(Stored records)
/---
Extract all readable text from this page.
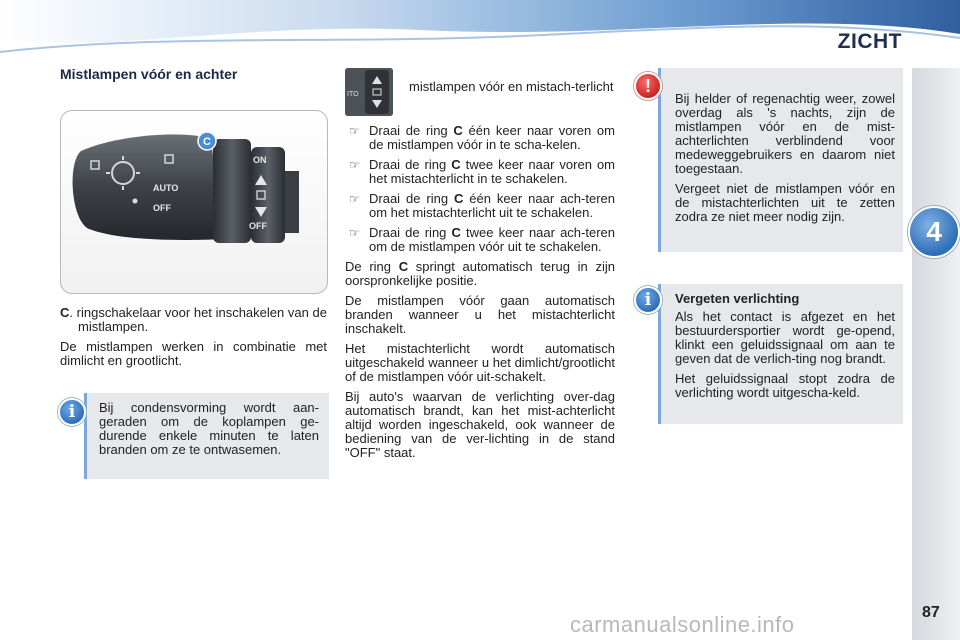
ZICHT
4
87
Mistlampen vóór en achter
AUTO
OFF
ON
OFF
C

C. ringschakelaar voor het inschakelen van de mistlampen.

De mistlampen werken in combinatie met dimlicht en grootlicht.

Bij condensvorming wordt aan-geraden om de koplampen ge-durende enkele minuten te laten branden om ze te ontwasemen.
i
ITO
mistlampen vóór en mistach-terlicht
☞ Draai de ring C één keer naar voren om de mistlampen vóór in te scha-kelen.
☞ Draai de ring C twee keer naar voren om het mistachterlicht in te schakelen.
☞ Draai de ring C één keer naar ach-teren om het mistachterlicht uit te schakelen.
☞ Draai de ring C twee keer naar ach-teren om de mistlampen vóór uit te schakelen.

De ring C springt automatisch terug in zijn oorspronkelijke positie.

De mistlampen vóór gaan automatisch branden wanneer u het mistachterlicht inschakelt.

Het mistachterlicht wordt automatisch uitgeschakeld wanneer u het dimlicht/grootlicht of de mistlampen vóór uit-schakelt.

Bij auto's waarvan de verlichting over-dag automatisch brandt, kan het mist-achterlicht altijd worden ingeschakeld, ook wanneer de bediening van de ver-lichting in de stand "OFF" staat.

Bij helder of regenachtig weer, zowel overdag als 's nachts, zijn de mistlampen vóór en de mist-achterlichten verblindend voor medeweggebruikers en daarom niet toegestaan.

Vergeet niet de mistlampen vóór en de mistachterlichten uit te zetten zodra ze niet meer nodig zijn.

!
Vergeten verlichting

Als het contact is afgezet en het bestuurdersportier wordt ge-opend, klinkt een geluidssignaal om aan te geven dat de verlich-ting nog brandt.

Het geluidssignaal stopt zodra de verlichting wordt uitgescha-keld.

i
carmanualsonline.info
\---
Do not copy the pictures, but repeat every line exactly.

ANSWER TO THE TASK:
Extract all readable text from this page.
ZICHT
4
87
Mistlampen vóór en achter
AUTO
OFF
ON
OFF
C

C. ringschakelaar voor het inschakelen van de mistlampen.

De mistlampen werken in combinatie met dimlicht en grootlicht.

Bij condensvorming wordt aan-geraden om de koplampen ge-durende enkele minuten te laten branden om ze te ontwasemen.
i
ITO
mistlampen vóór en mistach-terlicht
☞ Draai de ring C één keer naar voren om de mistlampen vóór in te scha-kelen.
☞ Draai de ring C twee keer naar voren om het mistachterlicht in te schakelen.
☞ Draai de ring C één keer naar ach-teren om het mistachterlicht uit te schakelen.
☞ Draai de ring C twee keer naar ach-teren om de mistlampen vóór uit te schakelen.

De ring C springt automatisch terug in zijn oorspronkelijke positie.

De mistlampen vóór gaan automatisch branden wanneer u het mistachterlicht inschakelt.

Het mistachterlicht wordt automatisch uitgeschakeld wanneer u het dimlicht/grootlicht of de mistlampen vóór uit-schakelt.

Bij auto's waarvan de verlichting over-dag automatisch brandt, kan het mist-achterlicht altijd worden ingeschakeld, ook wanneer de bediening van de ver-lichting in de stand "OFF" staat.

Bij helder of regenachtig weer, zowel overdag als 's nachts, zijn de mistlampen vóór en de mist-achterlichten verblindend voor medeweggebruikers en daarom niet toegestaan.

Vergeet niet de mistlampen vóór en de mistachterlichten uit te zetten zodra ze niet meer nodig zijn.

!
Vergeten verlichting

Als het contact is afgezet en het bestuurdersportier wordt ge-opend, klinkt een geluidssignaal om aan te geven dat de verlich-ting nog brandt.

Het geluidssignaal stopt zodra de verlichting wordt uitgescha-keld.

i
carmanualsonline.info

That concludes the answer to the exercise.